▸ **REQUIRED WORK**
Go through the entries and transcribe each one exactly, dropping the pictures.

:::

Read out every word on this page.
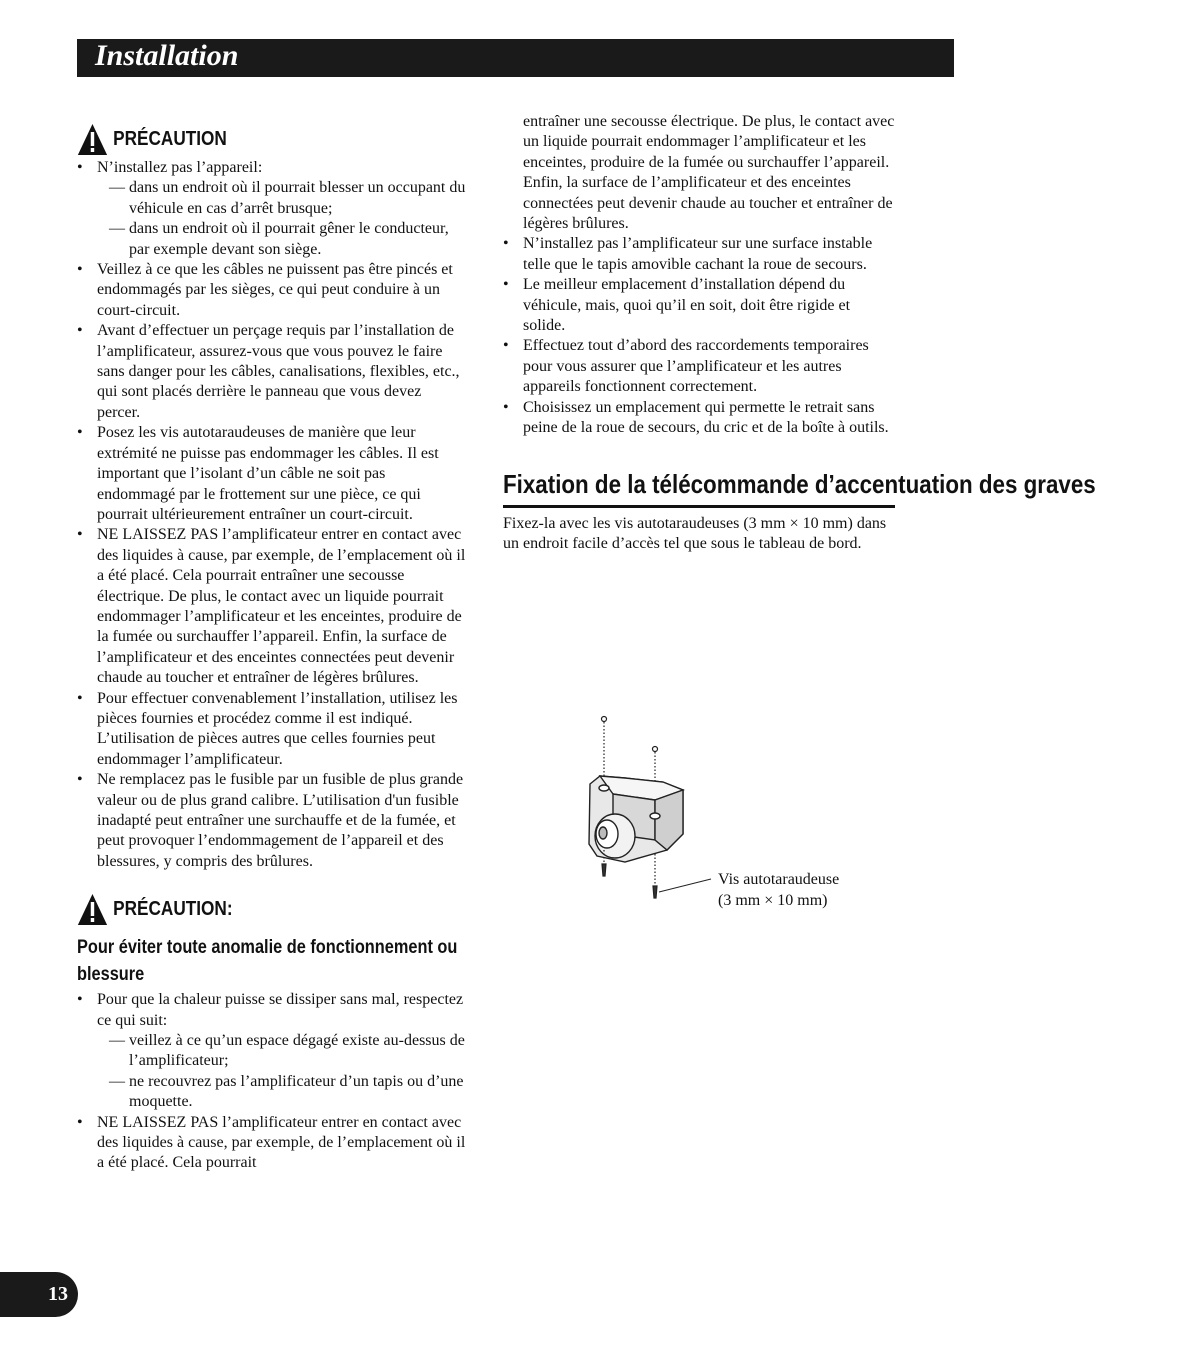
Installation
PRÉCAUTION
• N’installez pas l’appareil:
— dans un endroit où il pourrait blesser un occupant du véhicule en cas d’arrêt brusque;
— dans un endroit où il pourrait gêner le conducteur, par exemple devant son siège.
• Veillez à ce que les câbles ne puissent pas être pincés et endommagés par les sièges, ce qui peut conduire à un court-circuit.
• Avant d’effectuer un perçage requis par l’installation de l’amplificateur, assurez-vous que vous pouvez le faire sans danger pour les câbles, canalisations, flexibles, etc., qui sont placés derrière le panneau que vous devez percer.
• Posez les vis autotaraudeuses de manière que leur extrémité ne puisse pas endommager les câbles. Il est important que l’isolant d’un câble ne soit pas endommagé par le frottement sur une pièce, ce qui pourrait ultérieurement entraîner un court-circuit.
• NE LAISSEZ PAS l’amplificateur entrer en contact avec des liquides à cause, par exemple, de l’emplacement où il a été placé. Cela pourrait entraîner une secousse électrique. De plus, le contact avec un liquide pourrait endommager l’amplificateur et les enceintes, produire de la fumée ou surchauffer l’appareil. Enfin, la surface de l’amplificateur et des enceintes connectées peut devenir chaude au toucher et entraîner de légères brûlures.
• Pour effectuer convenablement l’installation, utilisez les pièces fournies et procédez comme il est indiqué. L’utilisation de pièces autres que celles fournies peut endommager l’amplificateur.
• Ne remplacez pas le fusible par un fusible de plus grande valeur ou de plus grand calibre. L’utilisation d'un fusible inadapté peut entraîner une surchauffe et de la fumée, et peut provoquer l’endommagement de l’appareil et des blessures, y compris des brûlures.
PRÉCAUTION:
Pour éviter toute anomalie de fonctionnement ou blessure
• Pour que la chaleur puisse se dissiper sans mal, respectez ce qui suit:
— veillez à ce qu’un espace dégagé existe au-dessus de l’amplificateur;
— ne recouvrez pas l’amplificateur d’un tapis ou d’une moquette.
• NE LAISSEZ PAS l’amplificateur entrer en contact avec des liquides à cause, par exemple, de l’emplacement où il a été placé. Cela pourrait
entraîner une secousse électrique. De plus, le contact avec un liquide pourrait endommager l’amplificateur et les enceintes, produire de la fumée ou surchauffer l’appareil. Enfin, la surface de l’amplificateur et des enceintes connectées peut devenir chaude au toucher et entraîner de légères brûlures.
• N’installez pas l’amplificateur sur une surface instable telle que le tapis amovible cachant la roue de secours.
• Le meilleur emplacement d’installation dépend du véhicule, mais, quoi qu’il en soit, doit être rigide et solide.
• Effectuez tout d’abord des raccordements temporaires pour vous assurer que l’amplificateur et les autres appareils fonctionnent correctement.
• Choisissez un emplacement qui permette le retrait sans peine de la roue de secours, du cric et de la boîte à outils.
Fixation de la télécommande d’accentuation des graves
Fixez-la avec les vis autotaraudeuses (3 mm × 10 mm) dans un endroit facile d’accès tel que sous le tableau de bord.
Vis autotaraudeuse
(3 mm × 10 mm)
13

:::

▸ **COMPLETED TASK**
Read out every word on this page.
Installation
PRÉCAUTION
• N’installez pas l’appareil:
— dans un endroit où il pourrait blesser un occupant du véhicule en cas d’arrêt brusque;
— dans un endroit où il pourrait gêner le conducteur, par exemple devant son siège.
• Veillez à ce que les câbles ne puissent pas être pincés et endommagés par les sièges, ce qui peut conduire à un court-circuit.
• Avant d’effectuer un perçage requis par l’installation de l’amplificateur, assurez-vous que vous pouvez le faire sans danger pour les câbles, canalisations, flexibles, etc., qui sont placés derrière le panneau que vous devez percer.
• Posez les vis autotaraudeuses de manière que leur extrémité ne puisse pas endommager les câbles. Il est important que l’isolant d’un câble ne soit pas endommagé par le frottement sur une pièce, ce qui pourrait ultérieurement entraîner un court-circuit.
• NE LAISSEZ PAS l’amplificateur entrer en contact avec des liquides à cause, par exemple, de l’emplacement où il a été placé. Cela pourrait entraîner une secousse électrique. De plus, le contact avec un liquide pourrait endommager l’amplificateur et les enceintes, produire de la fumée ou surchauffer l’appareil. Enfin, la surface de l’amplificateur et des enceintes connectées peut devenir chaude au toucher et entraîner de légères brûlures.
• Pour effectuer convenablement l’installation, utilisez les pièces fournies et procédez comme il est indiqué. L’utilisation de pièces autres que celles fournies peut endommager l’amplificateur.
• Ne remplacez pas le fusible par un fusible de plus grande valeur ou de plus grand calibre. L’utilisation d'un fusible inadapté peut entraîner une surchauffe et de la fumée, et peut provoquer l’endommagement de l’appareil et des blessures, y compris des brûlures.
PRÉCAUTION:
Pour éviter toute anomalie de fonctionnement ou blessure
• Pour que la chaleur puisse se dissiper sans mal, respectez ce qui suit:
— veillez à ce qu’un espace dégagé existe au-dessus de l’amplificateur;
— ne recouvrez pas l’amplificateur d’un tapis ou d’une moquette.
• NE LAISSEZ PAS l’amplificateur entrer en contact avec des liquides à cause, par exemple, de l’emplacement où il a été placé. Cela pourrait
entraîner une secousse électrique. De plus, le contact avec un liquide pourrait endommager l’amplificateur et les enceintes, produire de la fumée ou surchauffer l’appareil. Enfin, la surface de l’amplificateur et des enceintes connectées peut devenir chaude au toucher et entraîner de légères brûlures.
• N’installez pas l’amplificateur sur une surface instable telle que le tapis amovible cachant la roue de secours.
• Le meilleur emplacement d’installation dépend du véhicule, mais, quoi qu’il en soit, doit être rigide et solide.
• Effectuez tout d’abord des raccordements temporaires pour vous assurer que l’amplificateur et les autres appareils fonctionnent correctement.
• Choisissez un emplacement qui permette le retrait sans peine de la roue de secours, du cric et de la boîte à outils.
Fixation de la télécommande d’accentuation des graves
Fixez-la avec les vis autotaraudeuses (3 mm × 10 mm) dans un endroit facile d’accès tel que sous le tableau de bord.
Vis autotaraudeuse
(3 mm × 10 mm)
13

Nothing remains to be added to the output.